┌──
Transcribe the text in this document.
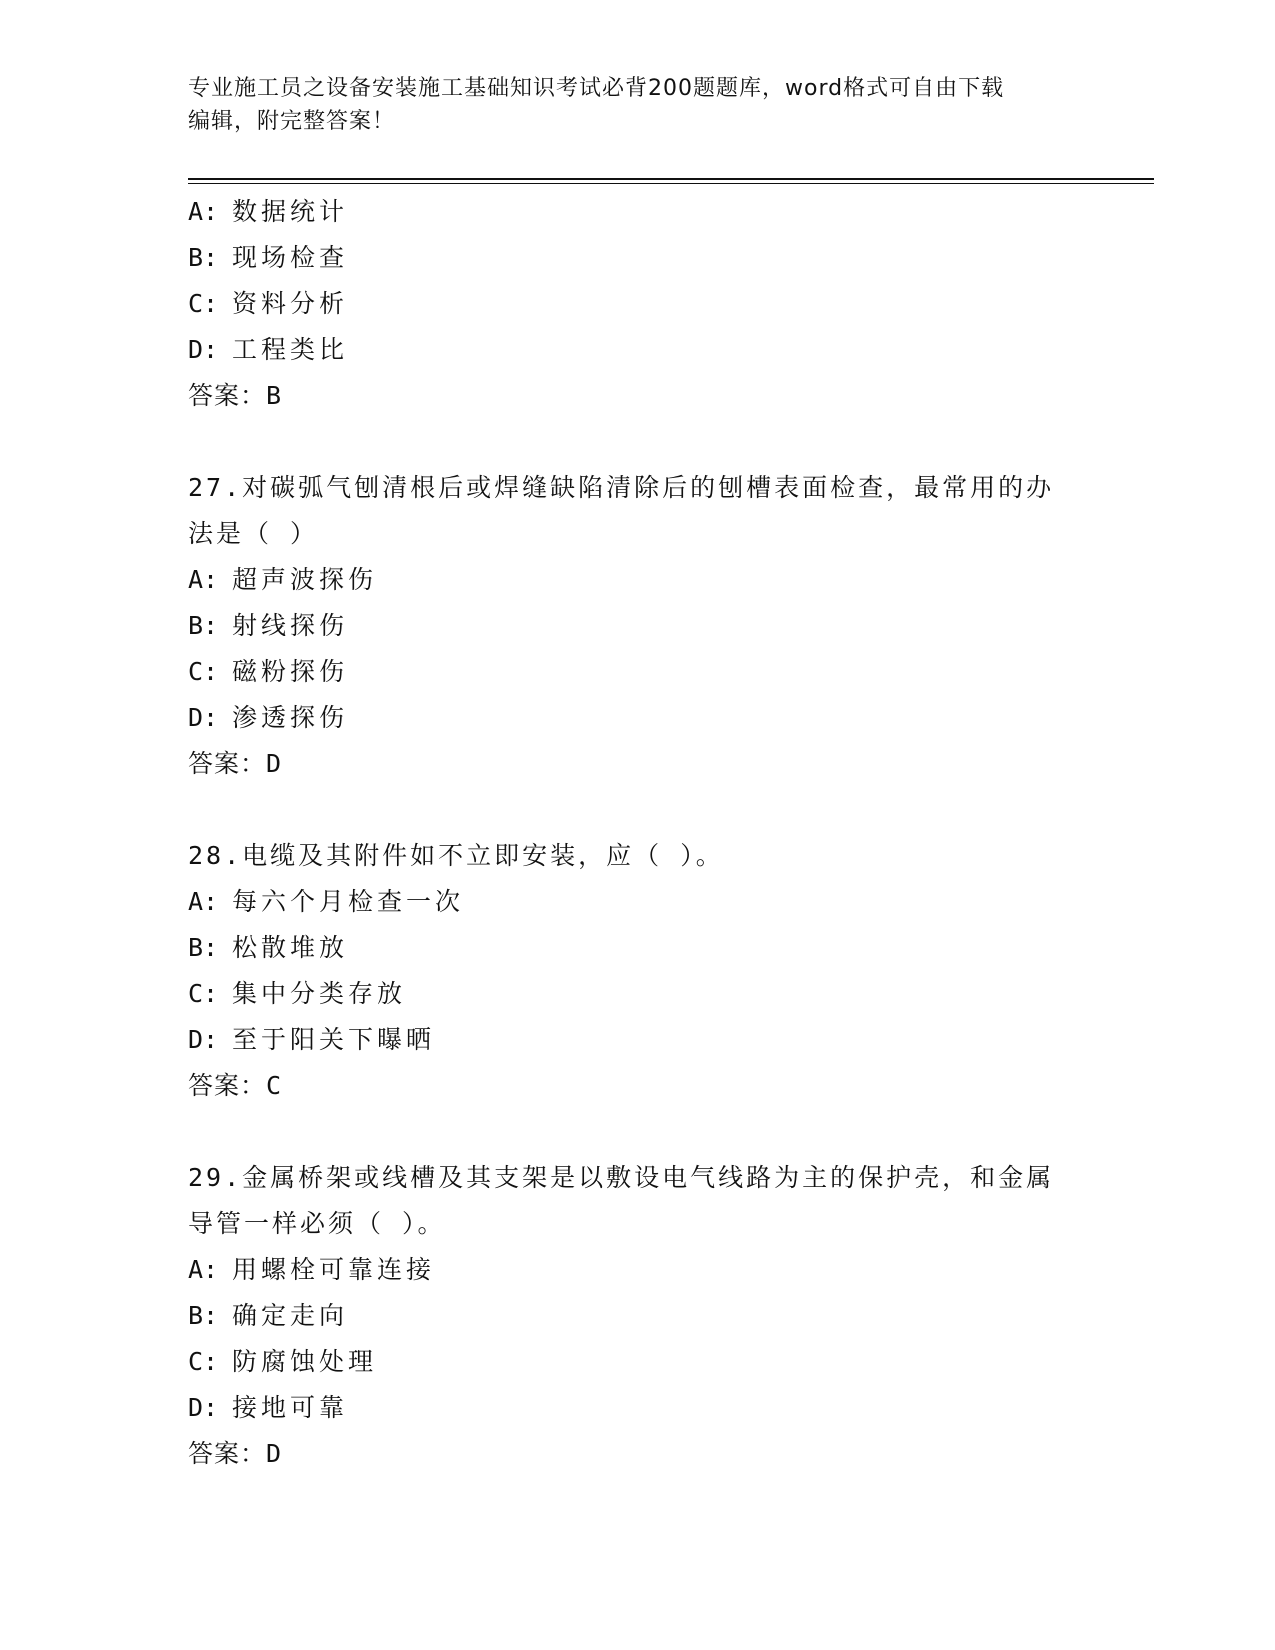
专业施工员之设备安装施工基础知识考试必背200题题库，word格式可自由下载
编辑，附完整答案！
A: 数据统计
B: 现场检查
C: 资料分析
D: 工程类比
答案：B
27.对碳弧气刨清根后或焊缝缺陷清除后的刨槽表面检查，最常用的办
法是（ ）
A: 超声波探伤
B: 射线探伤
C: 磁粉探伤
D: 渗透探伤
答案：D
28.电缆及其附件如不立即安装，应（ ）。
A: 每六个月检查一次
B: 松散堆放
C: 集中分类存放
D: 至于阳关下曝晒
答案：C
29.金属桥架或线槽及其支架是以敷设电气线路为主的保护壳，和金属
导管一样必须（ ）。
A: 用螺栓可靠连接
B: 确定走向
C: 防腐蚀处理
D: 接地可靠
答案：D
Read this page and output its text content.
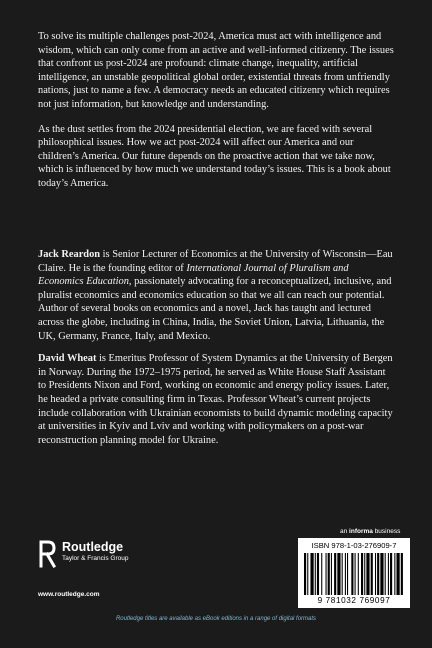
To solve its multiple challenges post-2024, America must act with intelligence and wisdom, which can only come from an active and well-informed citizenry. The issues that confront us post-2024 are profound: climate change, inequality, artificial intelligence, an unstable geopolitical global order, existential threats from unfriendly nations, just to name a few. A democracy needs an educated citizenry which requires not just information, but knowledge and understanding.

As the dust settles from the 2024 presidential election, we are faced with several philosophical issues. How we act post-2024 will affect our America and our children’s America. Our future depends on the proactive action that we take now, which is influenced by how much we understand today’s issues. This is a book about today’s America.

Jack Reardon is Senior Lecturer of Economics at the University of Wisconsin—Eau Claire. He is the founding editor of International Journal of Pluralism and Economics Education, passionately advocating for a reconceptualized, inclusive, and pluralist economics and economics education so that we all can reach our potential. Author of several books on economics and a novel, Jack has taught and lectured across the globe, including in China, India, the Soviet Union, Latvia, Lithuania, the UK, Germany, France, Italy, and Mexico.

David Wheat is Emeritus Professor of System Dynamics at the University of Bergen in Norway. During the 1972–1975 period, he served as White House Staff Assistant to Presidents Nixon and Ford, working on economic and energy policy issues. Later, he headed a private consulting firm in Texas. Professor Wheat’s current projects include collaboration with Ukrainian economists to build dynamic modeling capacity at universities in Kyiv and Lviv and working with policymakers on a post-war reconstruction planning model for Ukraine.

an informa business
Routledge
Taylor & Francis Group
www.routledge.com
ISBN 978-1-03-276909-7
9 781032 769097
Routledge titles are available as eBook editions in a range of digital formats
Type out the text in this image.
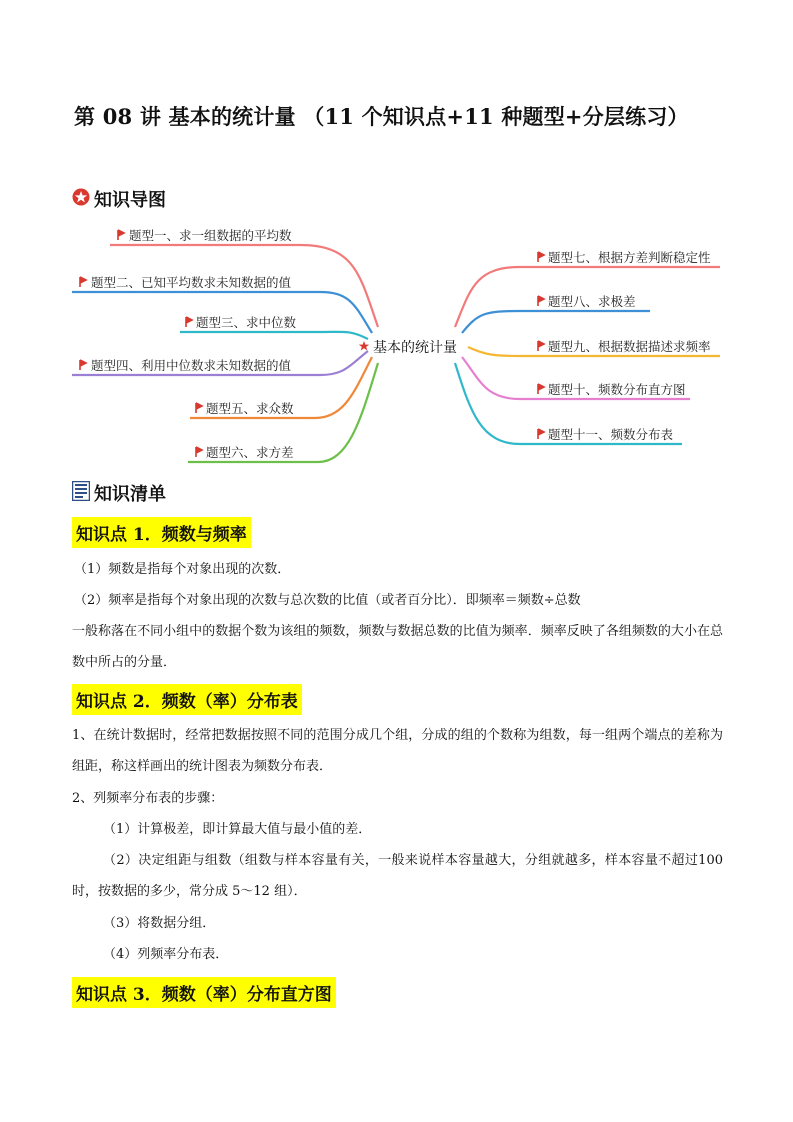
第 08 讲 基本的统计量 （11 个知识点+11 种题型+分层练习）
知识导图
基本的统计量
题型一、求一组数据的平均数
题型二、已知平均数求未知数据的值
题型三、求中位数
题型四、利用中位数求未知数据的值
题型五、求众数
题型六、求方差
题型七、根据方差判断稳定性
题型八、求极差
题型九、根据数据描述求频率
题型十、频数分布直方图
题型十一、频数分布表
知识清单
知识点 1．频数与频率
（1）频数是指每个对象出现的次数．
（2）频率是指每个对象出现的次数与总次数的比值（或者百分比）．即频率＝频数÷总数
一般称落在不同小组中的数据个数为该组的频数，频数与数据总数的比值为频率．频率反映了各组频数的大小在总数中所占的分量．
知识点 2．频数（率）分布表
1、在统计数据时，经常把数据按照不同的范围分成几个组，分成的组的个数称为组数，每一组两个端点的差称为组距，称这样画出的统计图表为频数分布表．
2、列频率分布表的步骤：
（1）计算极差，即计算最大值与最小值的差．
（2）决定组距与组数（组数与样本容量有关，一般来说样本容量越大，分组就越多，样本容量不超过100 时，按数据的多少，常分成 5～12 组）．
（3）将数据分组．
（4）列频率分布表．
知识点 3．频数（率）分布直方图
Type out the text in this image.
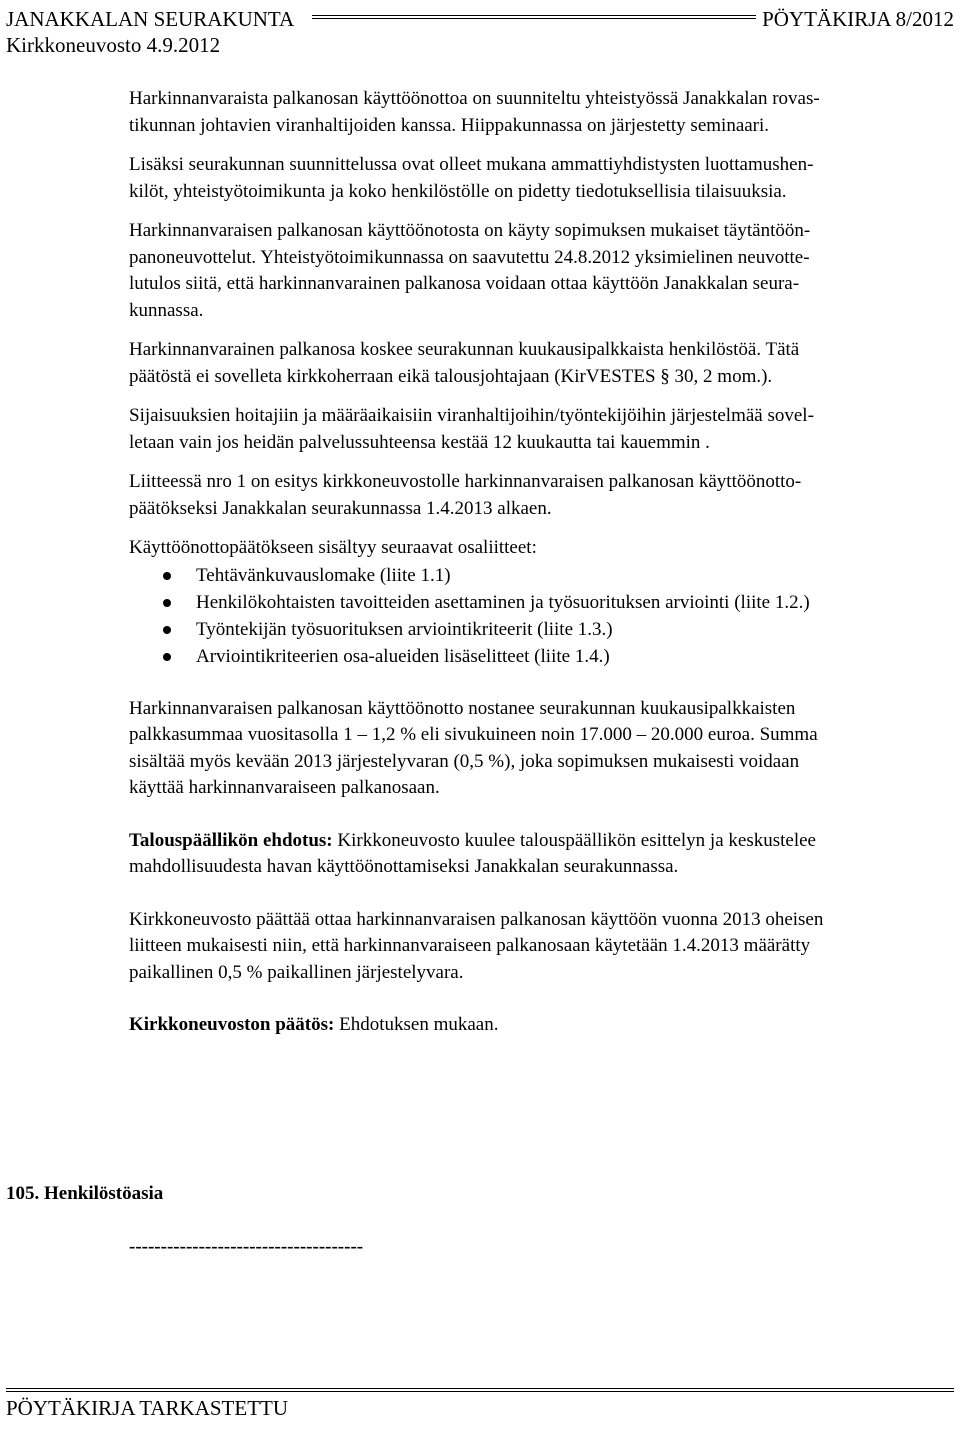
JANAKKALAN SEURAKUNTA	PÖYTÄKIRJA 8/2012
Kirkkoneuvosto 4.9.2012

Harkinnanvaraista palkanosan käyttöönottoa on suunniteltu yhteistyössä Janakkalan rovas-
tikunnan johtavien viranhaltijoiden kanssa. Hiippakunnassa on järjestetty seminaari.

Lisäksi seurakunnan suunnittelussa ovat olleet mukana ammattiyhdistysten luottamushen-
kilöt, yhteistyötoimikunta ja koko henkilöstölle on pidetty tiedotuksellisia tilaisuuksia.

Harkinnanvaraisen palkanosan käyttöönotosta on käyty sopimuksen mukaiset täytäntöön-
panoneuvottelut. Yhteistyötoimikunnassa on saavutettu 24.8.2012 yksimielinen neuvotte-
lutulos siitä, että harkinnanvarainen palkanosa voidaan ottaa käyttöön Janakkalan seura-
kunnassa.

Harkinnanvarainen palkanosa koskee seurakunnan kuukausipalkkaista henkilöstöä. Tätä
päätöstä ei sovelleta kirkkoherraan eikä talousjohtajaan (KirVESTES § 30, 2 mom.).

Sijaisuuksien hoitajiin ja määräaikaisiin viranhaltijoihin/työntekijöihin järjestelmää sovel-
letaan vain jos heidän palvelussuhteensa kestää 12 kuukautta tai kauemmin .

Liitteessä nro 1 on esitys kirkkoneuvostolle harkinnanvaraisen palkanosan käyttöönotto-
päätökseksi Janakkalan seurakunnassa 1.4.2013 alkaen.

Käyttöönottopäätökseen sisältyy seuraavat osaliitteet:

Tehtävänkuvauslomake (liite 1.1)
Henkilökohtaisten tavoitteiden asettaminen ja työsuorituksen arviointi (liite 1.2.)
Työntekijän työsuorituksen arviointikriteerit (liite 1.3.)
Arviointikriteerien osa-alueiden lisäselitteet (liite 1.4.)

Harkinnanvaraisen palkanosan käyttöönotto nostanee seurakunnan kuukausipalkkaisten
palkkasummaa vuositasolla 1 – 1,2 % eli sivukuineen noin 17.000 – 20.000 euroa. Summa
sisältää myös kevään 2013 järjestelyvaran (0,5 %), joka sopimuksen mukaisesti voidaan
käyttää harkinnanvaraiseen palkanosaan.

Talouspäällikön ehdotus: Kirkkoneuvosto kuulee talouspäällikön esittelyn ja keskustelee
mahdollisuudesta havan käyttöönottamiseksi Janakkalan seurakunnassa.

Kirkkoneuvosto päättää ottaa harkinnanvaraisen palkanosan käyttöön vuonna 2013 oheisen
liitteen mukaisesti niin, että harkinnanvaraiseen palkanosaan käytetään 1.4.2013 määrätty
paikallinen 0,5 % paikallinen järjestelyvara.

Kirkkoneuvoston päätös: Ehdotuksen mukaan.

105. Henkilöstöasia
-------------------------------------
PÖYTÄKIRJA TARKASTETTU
└──
§ BRIEF: Keep the pictures out of your copy, and repeat every entry above exactly.

§ SOLUTION FOR THIS TASK:
Transcribe the text in this document.
专业施工员之设备安装施工基础知识考试必背200题题库，word格式可自由下载
编辑，附完整答案！
A: 数据统计
B: 现场检查
C: 资料分析
D: 工程类比
答案：B
27.对碳弧气刨清根后或焊缝缺陷清除后的刨槽表面检查，最常用的办
法是（ ）
A: 超声波探伤
B: 射线探伤
C: 磁粉探伤
D: 渗透探伤
答案：D
28.电缆及其附件如不立即安装，应（ ）。
A: 每六个月检查一次
B: 松散堆放
C: 集中分类存放
D: 至于阳关下曝晒
答案：C
29.金属桥架或线槽及其支架是以敷设电气线路为主的保护壳，和金属
导管一样必须（ ）。
A: 用螺栓可靠连接
B: 确定走向
C: 防腐蚀处理
D: 接地可靠
答案：D
Read this page and output its text content.
To solve its multiple challenges post-2024, America must act with intelligence and wisdom, which can only come from an active and well-informed citizenry. The issues that confront us post-2024 are profound: climate change, inequality, artificial intelligence, an unstable geopolitical global order, existential threats from unfriendly nations, just to name a few. A democracy needs an educated citizenry which requires not just information, but knowledge and understanding.

As the dust settles from the 2024 presidential election, we are faced with several philosophical issues. How we act post-2024 will affect our America and our children’s America. Our future depends on the proactive action that we take now, which is influenced by how much we understand today’s issues. This is a book about today’s America.

Jack Reardon is Senior Lecturer of Economics at the University of Wisconsin—Eau Claire. He is the founding editor of International Journal of Pluralism and Economics Education, passionately advocating for a reconceptualized, inclusive, and pluralist economics and economics education so that we all can reach our potential. Author of several books on economics and a novel, Jack has taught and lectured across the globe, including in China, India, the Soviet Union, Latvia, Lithuania, the UK, Germany, France, Italy, and Mexico.

David Wheat is Emeritus Professor of System Dynamics at the University of Bergen in Norway. During the 1972–1975 period, he served as White House Staff Assistant to Presidents Nixon and Ford, working on economic and energy policy issues. Later, he headed a private consulting firm in Texas. Professor Wheat’s current projects include collaboration with Ukrainian economists to build dynamic modeling capacity at universities in Kyiv and Lviv and working with policymakers on a post-war reconstruction planning model for Ukraine.

an informa business
Routledge
Taylor & Francis Group
www.routledge.com
ISBN 978-1-03-276909-7
9 781032 769097
Routledge titles are available as eBook editions in a range of digital formats
Type out the text in this image.
第 08 讲 基本的统计量 （11 个知识点+11 种题型+分层练习）
知识导图
基本的统计量
题型一、求一组数据的平均数
题型二、已知平均数求未知数据的值
题型三、求中位数
题型四、利用中位数求未知数据的值
题型五、求众数
题型六、求方差
题型七、根据方差判断稳定性
题型八、求极差
题型九、根据数据描述求频率
题型十、频数分布直方图
题型十一、频数分布表
知识清单
知识点 1．频数与频率
（1）频数是指每个对象出现的次数．
（2）频率是指每个对象出现的次数与总次数的比值（或者百分比）．即频率＝频数÷总数
一般称落在不同小组中的数据个数为该组的频数，频数与数据总数的比值为频率．频率反映了各组频数的大小在总数中所占的分量．
知识点 2．频数（率）分布表
1、在统计数据时，经常把数据按照不同的范围分成几个组，分成的组的个数称为组数，每一组两个端点的差称为组距，称这样画出的统计图表为频数分布表．
2、列频率分布表的步骤：
（1）计算极差，即计算最大值与最小值的差．
（2）决定组距与组数（组数与样本容量有关，一般来说样本容量越大，分组就越多，样本容量不超过100 时，按数据的多少，常分成 5～12 组）．
（3）将数据分组．
（4）列频率分布表．
知识点 3．频数（率）分布直方图
Type out the text in this image.
JANAKKALAN SEURAKUNTA	PÖYTÄKIRJA 8/2012
Kirkkoneuvosto 4.9.2012

Harkinnanvaraista palkanosan käyttöönottoa on suunniteltu yhteistyössä Janakkalan rovas-
tikunnan johtavien viranhaltijoiden kanssa. Hiippakunnassa on järjestetty seminaari.

Lisäksi seurakunnan suunnittelussa ovat olleet mukana ammattiyhdistysten luottamushen-
kilöt, yhteistyötoimikunta ja koko henkilöstölle on pidetty tiedotuksellisia tilaisuuksia.

Harkinnanvaraisen palkanosan käyttöönotosta on käyty sopimuksen mukaiset täytäntöön-
panoneuvottelut. Yhteistyötoimikunnassa on saavutettu 24.8.2012 yksimielinen neuvotte-
lutulos siitä, että harkinnanvarainen palkanosa voidaan ottaa käyttöön Janakkalan seura-
kunnassa.

Harkinnanvarainen palkanosa koskee seurakunnan kuukausipalkkaista henkilöstöä. Tätä
päätöstä ei sovelleta kirkkoherraan eikä talousjohtajaan (KirVESTES § 30, 2 mom.).

Sijaisuuksien hoitajiin ja määräaikaisiin viranhaltijoihin/työntekijöihin järjestelmää sovel-
letaan vain jos heidän palvelussuhteensa kestää 12 kuukautta tai kauemmin .

Liitteessä nro 1 on esitys kirkkoneuvostolle harkinnanvaraisen palkanosan käyttöönotto-
päätökseksi Janakkalan seurakunnassa 1.4.2013 alkaen.

Käyttöönottopäätökseen sisältyy seuraavat osaliitteet:

Tehtävänkuvauslomake (liite 1.1)
Henkilökohtaisten tavoitteiden asettaminen ja työsuorituksen arviointi (liite 1.2.)
Työntekijän työsuorituksen arviointikriteerit (liite 1.3.)
Arviointikriteerien osa-alueiden lisäselitteet (liite 1.4.)

Harkinnanvaraisen palkanosan käyttöönotto nostanee seurakunnan kuukausipalkkaisten
palkkasummaa vuositasolla 1 – 1,2 % eli sivukuineen noin 17.000 – 20.000 euroa. Summa
sisältää myös kevään 2013 järjestelyvaran (0,5 %), joka sopimuksen mukaisesti voidaan
käyttää harkinnanvaraiseen palkanosaan.

Talouspäällikön ehdotus: Kirkkoneuvosto kuulee talouspäällikön esittelyn ja keskustelee
mahdollisuudesta havan käyttöönottamiseksi Janakkalan seurakunnassa.

Kirkkoneuvosto päättää ottaa harkinnanvaraisen palkanosan käyttöön vuonna 2013 oheisen
liitteen mukaisesti niin, että harkinnanvaraiseen palkanosaan käytetään 1.4.2013 määrätty
paikallinen 0,5 % paikallinen järjestelyvara.

Kirkkoneuvoston päätös: Ehdotuksen mukaan.

105. Henkilöstöasia
-------------------------------------
PÖYTÄKIRJA TARKASTETTU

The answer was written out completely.